** Start DATASET ROWS **

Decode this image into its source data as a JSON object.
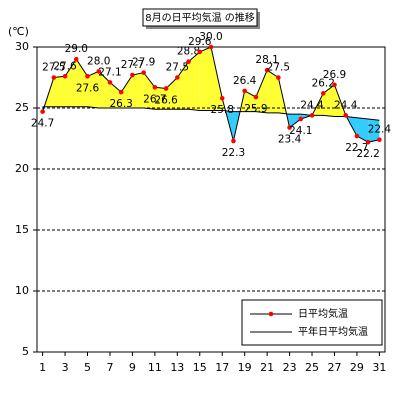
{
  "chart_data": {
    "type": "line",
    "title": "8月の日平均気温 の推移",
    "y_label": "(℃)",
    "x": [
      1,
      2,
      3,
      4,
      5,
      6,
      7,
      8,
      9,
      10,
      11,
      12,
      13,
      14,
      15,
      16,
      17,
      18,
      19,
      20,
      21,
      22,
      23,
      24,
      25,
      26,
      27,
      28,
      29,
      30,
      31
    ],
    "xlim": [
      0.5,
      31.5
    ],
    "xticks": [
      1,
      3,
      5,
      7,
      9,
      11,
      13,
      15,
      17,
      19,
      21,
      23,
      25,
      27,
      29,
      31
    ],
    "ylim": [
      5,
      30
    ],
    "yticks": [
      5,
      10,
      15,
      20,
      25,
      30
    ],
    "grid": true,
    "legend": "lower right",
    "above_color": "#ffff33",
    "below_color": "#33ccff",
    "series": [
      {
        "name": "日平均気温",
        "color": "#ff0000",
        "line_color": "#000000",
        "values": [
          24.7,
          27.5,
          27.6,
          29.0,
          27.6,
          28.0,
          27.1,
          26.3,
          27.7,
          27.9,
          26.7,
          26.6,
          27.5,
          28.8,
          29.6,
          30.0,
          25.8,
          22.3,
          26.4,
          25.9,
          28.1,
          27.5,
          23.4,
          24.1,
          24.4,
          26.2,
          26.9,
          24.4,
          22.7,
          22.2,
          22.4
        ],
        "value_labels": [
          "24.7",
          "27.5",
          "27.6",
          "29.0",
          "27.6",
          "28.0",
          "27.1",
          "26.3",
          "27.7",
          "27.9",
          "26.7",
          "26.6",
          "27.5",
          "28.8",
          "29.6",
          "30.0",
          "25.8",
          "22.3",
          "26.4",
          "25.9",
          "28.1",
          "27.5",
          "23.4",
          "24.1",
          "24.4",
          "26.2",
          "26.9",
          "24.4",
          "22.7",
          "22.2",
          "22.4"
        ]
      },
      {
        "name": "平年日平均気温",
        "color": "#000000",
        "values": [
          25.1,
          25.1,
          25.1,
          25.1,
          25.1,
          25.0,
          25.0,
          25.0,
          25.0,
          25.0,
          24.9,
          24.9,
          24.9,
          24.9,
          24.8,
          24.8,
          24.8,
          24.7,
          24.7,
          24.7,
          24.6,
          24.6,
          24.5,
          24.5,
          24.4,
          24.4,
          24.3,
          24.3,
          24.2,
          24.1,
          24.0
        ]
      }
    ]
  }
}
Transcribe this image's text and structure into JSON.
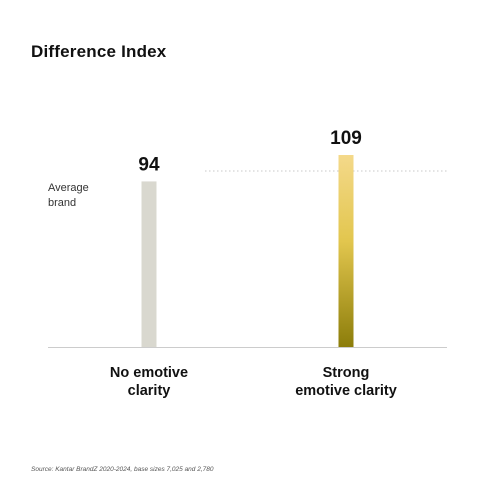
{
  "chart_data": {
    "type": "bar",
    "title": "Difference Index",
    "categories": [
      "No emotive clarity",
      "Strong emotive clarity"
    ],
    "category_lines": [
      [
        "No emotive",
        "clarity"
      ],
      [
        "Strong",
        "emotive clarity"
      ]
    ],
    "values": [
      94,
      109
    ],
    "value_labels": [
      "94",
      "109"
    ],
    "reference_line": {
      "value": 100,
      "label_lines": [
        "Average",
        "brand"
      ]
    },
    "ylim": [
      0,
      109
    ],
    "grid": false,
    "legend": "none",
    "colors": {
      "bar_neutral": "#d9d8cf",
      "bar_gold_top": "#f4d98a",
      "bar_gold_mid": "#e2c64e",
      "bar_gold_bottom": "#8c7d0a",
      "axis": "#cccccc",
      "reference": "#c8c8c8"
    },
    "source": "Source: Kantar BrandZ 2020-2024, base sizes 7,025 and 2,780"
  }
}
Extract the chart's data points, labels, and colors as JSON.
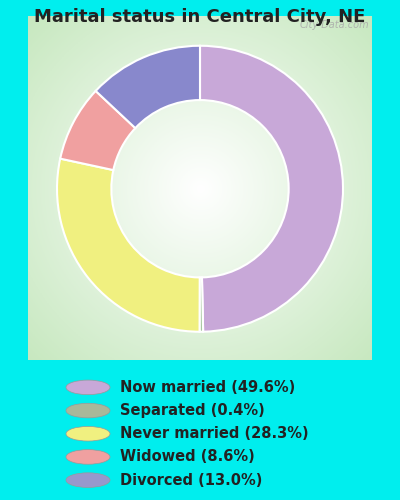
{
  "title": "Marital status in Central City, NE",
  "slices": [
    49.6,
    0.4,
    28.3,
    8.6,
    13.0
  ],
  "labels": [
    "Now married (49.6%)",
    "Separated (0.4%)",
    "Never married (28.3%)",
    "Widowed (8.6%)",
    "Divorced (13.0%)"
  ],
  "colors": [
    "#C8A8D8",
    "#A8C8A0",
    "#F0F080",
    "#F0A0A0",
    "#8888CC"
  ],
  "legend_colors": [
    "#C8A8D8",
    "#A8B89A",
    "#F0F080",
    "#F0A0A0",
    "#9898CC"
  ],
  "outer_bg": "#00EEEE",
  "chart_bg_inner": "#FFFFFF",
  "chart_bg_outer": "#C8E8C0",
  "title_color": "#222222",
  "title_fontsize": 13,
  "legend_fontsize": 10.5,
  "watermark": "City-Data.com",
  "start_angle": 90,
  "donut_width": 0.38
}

** End DATASET ROWS **

THE TASK: Nothing in the entries should change as you copy them, except that the pictures are left out.

EXPECTED OUTPUT:
Decode this image into its source data as a JSON object.
{
  "chart_data": {
    "type": "line",
    "title": "8月の日平均気温 の推移",
    "y_label": "(℃)",
    "x": [
      1,
      2,
      3,
      4,
      5,
      6,
      7,
      8,
      9,
      10,
      11,
      12,
      13,
      14,
      15,
      16,
      17,
      18,
      19,
      20,
      21,
      22,
      23,
      24,
      25,
      26,
      27,
      28,
      29,
      30,
      31
    ],
    "xlim": [
      0.5,
      31.5
    ],
    "xticks": [
      1,
      3,
      5,
      7,
      9,
      11,
      13,
      15,
      17,
      19,
      21,
      23,
      25,
      27,
      29,
      31
    ],
    "ylim": [
      5,
      30
    ],
    "yticks": [
      5,
      10,
      15,
      20,
      25,
      30
    ],
    "grid": true,
    "legend": "lower right",
    "above_color": "#ffff33",
    "below_color": "#33ccff",
    "series": [
      {
        "name": "日平均気温",
        "color": "#ff0000",
        "line_color": "#000000",
        "values": [
          24.7,
          27.5,
          27.6,
          29.0,
          27.6,
          28.0,
          27.1,
          26.3,
          27.7,
          27.9,
          26.7,
          26.6,
          27.5,
          28.8,
          29.6,
          30.0,
          25.8,
          22.3,
          26.4,
          25.9,
          28.1,
          27.5,
          23.4,
          24.1,
          24.4,
          26.2,
          26.9,
          24.4,
          22.7,
          22.2,
          22.4
        ],
        "value_labels": [
          "24.7",
          "27.5",
          "27.6",
          "29.0",
          "27.6",
          "28.0",
          "27.1",
          "26.3",
          "27.7",
          "27.9",
          "26.7",
          "26.6",
          "27.5",
          "28.8",
          "29.6",
          "30.0",
          "25.8",
          "22.3",
          "26.4",
          "25.9",
          "28.1",
          "27.5",
          "23.4",
          "24.1",
          "24.4",
          "26.2",
          "26.9",
          "24.4",
          "22.7",
          "22.2",
          "22.4"
        ]
      },
      {
        "name": "平年日平均気温",
        "color": "#000000",
        "values": [
          25.1,
          25.1,
          25.1,
          25.1,
          25.1,
          25.0,
          25.0,
          25.0,
          25.0,
          25.0,
          24.9,
          24.9,
          24.9,
          24.9,
          24.8,
          24.8,
          24.8,
          24.7,
          24.7,
          24.7,
          24.6,
          24.6,
          24.5,
          24.5,
          24.4,
          24.4,
          24.3,
          24.3,
          24.2,
          24.1,
          24.0
        ]
      }
    ]
  }
}
Transcribe this image's text and structure into JSON.
{
  "chart_data": {
    "type": "bar",
    "title": "Difference Index",
    "categories": [
      "No emotive clarity",
      "Strong emotive clarity"
    ],
    "category_lines": [
      [
        "No emotive",
        "clarity"
      ],
      [
        "Strong",
        "emotive clarity"
      ]
    ],
    "values": [
      94,
      109
    ],
    "value_labels": [
      "94",
      "109"
    ],
    "reference_line": {
      "value": 100,
      "label_lines": [
        "Average",
        "brand"
      ]
    },
    "ylim": [
      0,
      109
    ],
    "grid": false,
    "legend": "none",
    "colors": {
      "bar_neutral": "#d9d8cf",
      "bar_gold_top": "#f4d98a",
      "bar_gold_mid": "#e2c64e",
      "bar_gold_bottom": "#8c7d0a",
      "axis": "#cccccc",
      "reference": "#c8c8c8"
    },
    "source": "Source: Kantar BrandZ 2020-2024, base sizes 7,025 and 2,780"
  }
}
Extract the chart's data points, labels, and colors as JSON.
{
  "title": "Marital status in Central City, NE",
  "slices": [
    49.6,
    0.4,
    28.3,
    8.6,
    13.0
  ],
  "labels": [
    "Now married (49.6%)",
    "Separated (0.4%)",
    "Never married (28.3%)",
    "Widowed (8.6%)",
    "Divorced (13.0%)"
  ],
  "colors": [
    "#C8A8D8",
    "#A8C8A0",
    "#F0F080",
    "#F0A0A0",
    "#8888CC"
  ],
  "legend_colors": [
    "#C8A8D8",
    "#A8B89A",
    "#F0F080",
    "#F0A0A0",
    "#9898CC"
  ],
  "outer_bg": "#00EEEE",
  "chart_bg_inner": "#FFFFFF",
  "chart_bg_outer": "#C8E8C0",
  "title_color": "#222222",
  "title_fontsize": 13,
  "legend_fontsize": 10.5,
  "watermark": "City-Data.com",
  "start_angle": 90,
  "donut_width": 0.38
}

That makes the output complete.